**Given entries:**
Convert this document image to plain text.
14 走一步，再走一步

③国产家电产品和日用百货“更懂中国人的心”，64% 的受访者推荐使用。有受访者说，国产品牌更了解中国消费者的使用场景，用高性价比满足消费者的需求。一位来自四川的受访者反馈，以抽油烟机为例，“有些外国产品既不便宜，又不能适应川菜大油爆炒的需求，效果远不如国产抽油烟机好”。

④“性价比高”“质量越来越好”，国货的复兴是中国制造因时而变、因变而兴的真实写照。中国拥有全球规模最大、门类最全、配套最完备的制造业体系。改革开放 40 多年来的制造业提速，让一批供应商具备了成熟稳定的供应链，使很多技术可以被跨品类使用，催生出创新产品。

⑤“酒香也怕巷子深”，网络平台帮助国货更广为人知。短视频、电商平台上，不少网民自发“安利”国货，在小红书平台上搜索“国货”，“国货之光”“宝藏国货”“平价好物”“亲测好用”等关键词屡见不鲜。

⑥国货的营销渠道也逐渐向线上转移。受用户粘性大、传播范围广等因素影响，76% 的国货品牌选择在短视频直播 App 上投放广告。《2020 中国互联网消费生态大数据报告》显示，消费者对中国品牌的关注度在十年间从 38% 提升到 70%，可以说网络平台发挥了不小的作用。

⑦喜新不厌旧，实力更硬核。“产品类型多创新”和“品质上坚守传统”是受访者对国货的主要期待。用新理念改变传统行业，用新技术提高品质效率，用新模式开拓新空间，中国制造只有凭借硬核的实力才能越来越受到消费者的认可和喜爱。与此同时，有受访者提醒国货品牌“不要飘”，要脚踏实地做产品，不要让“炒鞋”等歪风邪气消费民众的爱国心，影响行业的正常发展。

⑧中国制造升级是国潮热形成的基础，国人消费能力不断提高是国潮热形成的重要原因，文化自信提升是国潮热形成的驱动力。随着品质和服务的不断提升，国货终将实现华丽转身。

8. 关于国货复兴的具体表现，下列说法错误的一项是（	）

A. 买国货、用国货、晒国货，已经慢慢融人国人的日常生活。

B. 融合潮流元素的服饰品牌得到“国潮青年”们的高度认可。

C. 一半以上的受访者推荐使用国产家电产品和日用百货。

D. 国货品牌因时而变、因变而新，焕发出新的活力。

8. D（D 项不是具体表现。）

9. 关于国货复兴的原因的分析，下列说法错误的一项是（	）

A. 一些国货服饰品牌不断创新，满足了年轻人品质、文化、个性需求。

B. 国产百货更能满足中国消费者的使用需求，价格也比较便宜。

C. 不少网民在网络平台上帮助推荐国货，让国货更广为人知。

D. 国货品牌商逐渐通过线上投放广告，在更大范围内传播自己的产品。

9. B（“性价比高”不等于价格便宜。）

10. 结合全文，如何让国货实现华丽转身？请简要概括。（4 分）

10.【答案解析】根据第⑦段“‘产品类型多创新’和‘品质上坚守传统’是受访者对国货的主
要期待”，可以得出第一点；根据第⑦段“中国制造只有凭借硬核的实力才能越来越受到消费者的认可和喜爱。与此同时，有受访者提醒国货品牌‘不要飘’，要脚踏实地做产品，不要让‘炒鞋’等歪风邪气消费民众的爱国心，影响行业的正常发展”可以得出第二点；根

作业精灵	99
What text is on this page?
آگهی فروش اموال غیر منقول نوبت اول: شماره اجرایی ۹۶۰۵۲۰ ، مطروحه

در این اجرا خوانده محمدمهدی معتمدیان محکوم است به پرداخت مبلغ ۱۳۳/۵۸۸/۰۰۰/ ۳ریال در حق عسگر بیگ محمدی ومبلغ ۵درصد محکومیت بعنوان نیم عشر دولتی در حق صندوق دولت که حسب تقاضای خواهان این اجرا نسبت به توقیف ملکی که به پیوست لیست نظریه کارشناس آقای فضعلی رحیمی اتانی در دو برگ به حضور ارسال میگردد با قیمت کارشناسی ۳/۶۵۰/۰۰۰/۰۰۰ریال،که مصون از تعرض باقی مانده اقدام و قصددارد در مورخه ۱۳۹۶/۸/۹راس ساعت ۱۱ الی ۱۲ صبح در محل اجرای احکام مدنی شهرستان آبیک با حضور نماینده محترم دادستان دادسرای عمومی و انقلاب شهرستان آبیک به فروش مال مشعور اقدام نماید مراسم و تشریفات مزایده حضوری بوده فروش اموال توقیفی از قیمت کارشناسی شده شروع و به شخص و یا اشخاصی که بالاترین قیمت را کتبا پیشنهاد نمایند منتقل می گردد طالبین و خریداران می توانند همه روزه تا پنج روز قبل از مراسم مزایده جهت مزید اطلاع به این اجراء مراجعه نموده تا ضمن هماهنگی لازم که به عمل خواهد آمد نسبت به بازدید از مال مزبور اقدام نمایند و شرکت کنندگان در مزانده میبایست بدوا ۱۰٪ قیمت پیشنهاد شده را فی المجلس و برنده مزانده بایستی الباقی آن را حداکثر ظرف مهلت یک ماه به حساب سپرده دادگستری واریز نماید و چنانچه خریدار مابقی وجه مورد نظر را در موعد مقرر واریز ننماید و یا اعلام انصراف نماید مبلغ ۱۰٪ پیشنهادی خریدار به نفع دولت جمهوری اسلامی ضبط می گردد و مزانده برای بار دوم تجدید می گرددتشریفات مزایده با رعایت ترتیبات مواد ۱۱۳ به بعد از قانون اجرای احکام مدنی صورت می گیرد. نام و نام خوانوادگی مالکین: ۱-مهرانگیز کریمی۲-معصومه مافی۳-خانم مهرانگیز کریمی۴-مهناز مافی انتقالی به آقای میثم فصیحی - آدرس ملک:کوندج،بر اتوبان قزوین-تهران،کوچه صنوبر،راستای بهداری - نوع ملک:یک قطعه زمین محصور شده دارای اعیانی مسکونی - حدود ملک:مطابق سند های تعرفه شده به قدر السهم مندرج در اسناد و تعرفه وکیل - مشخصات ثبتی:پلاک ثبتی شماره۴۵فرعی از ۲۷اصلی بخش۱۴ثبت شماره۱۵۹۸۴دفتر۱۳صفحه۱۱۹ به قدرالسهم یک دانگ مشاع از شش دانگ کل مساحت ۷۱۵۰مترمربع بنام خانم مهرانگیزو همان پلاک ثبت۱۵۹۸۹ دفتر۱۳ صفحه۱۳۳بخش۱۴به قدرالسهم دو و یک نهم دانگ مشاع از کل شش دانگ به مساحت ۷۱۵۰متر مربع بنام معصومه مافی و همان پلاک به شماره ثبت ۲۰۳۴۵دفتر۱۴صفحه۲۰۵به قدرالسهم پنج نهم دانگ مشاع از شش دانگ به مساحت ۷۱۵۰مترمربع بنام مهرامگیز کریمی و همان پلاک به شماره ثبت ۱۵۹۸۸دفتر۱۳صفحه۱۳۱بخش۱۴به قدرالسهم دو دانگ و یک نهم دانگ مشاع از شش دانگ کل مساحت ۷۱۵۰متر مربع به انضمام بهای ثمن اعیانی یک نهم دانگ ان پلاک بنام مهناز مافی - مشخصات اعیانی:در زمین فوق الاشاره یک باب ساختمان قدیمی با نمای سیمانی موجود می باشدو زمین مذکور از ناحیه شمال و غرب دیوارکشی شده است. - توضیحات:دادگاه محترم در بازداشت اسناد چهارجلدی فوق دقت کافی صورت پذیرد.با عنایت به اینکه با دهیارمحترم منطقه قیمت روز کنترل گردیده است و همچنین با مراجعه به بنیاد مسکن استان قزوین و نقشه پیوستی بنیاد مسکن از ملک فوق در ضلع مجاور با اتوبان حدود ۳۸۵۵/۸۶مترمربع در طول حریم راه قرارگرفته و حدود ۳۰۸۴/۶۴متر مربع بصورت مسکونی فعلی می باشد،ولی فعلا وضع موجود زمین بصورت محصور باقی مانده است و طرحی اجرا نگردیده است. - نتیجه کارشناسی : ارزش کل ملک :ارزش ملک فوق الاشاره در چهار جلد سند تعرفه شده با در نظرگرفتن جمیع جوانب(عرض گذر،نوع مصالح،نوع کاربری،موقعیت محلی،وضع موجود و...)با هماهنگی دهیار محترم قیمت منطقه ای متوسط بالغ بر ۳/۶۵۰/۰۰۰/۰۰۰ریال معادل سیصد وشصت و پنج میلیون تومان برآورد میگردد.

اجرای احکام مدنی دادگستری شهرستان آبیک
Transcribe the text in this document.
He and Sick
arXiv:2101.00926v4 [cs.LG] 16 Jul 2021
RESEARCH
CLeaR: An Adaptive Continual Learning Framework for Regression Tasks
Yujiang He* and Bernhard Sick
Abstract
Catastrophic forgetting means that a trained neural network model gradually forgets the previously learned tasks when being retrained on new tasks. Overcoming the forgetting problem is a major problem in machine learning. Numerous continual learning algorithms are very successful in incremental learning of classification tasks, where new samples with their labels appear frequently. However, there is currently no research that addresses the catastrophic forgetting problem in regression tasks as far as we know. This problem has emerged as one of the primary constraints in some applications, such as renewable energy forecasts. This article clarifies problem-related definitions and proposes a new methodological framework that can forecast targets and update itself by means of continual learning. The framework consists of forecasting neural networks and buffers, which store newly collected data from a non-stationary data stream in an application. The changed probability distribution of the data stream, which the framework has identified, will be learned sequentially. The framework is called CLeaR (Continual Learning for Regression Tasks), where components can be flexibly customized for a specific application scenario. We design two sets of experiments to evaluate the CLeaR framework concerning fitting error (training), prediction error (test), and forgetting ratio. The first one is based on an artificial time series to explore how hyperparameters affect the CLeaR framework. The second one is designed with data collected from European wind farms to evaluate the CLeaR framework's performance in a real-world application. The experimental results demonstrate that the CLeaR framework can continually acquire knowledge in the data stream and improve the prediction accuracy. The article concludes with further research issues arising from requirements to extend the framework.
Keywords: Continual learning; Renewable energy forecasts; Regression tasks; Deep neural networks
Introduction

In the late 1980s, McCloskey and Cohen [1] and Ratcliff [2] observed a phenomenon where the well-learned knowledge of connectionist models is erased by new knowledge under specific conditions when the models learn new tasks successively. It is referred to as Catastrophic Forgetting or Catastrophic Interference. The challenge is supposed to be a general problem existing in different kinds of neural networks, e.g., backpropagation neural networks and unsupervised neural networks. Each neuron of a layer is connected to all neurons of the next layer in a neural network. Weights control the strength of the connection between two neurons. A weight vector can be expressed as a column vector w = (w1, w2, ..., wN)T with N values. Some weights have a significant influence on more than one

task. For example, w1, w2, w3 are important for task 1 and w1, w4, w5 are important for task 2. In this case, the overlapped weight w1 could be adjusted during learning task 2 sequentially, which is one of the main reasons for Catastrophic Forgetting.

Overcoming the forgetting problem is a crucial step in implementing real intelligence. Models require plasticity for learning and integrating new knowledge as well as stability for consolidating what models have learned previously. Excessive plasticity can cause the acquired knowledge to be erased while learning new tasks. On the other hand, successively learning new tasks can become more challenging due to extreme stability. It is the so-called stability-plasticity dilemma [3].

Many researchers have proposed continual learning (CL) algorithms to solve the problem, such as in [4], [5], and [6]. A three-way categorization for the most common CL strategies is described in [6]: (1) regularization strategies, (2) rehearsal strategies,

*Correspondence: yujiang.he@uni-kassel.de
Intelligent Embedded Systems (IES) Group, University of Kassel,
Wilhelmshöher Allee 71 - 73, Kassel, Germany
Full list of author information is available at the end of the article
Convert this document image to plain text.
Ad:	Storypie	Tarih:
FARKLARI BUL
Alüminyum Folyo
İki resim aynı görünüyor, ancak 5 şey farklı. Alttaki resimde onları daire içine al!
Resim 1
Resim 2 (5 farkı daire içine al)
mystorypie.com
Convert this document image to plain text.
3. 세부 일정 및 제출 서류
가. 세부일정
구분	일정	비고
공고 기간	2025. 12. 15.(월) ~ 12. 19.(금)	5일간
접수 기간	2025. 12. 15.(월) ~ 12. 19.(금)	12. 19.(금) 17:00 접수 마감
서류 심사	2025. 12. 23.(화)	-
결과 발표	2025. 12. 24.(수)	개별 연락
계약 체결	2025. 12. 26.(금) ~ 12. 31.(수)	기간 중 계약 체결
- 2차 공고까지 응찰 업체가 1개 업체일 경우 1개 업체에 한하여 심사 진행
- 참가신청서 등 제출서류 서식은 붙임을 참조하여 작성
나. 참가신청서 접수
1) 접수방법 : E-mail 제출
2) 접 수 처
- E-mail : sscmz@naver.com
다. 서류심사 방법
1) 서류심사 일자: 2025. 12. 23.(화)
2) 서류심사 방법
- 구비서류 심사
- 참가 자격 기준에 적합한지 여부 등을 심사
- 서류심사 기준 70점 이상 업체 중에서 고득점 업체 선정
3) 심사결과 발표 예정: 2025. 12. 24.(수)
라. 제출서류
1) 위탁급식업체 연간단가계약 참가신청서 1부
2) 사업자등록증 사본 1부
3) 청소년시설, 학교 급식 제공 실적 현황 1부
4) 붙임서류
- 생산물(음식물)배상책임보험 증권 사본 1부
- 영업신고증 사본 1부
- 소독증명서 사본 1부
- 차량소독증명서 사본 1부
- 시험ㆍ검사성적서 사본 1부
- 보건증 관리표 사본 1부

**Work to be completed:**
Exactly how many lines in the data above contain the word "içine"? Respond with the number and nothing more.

**Task output:**
2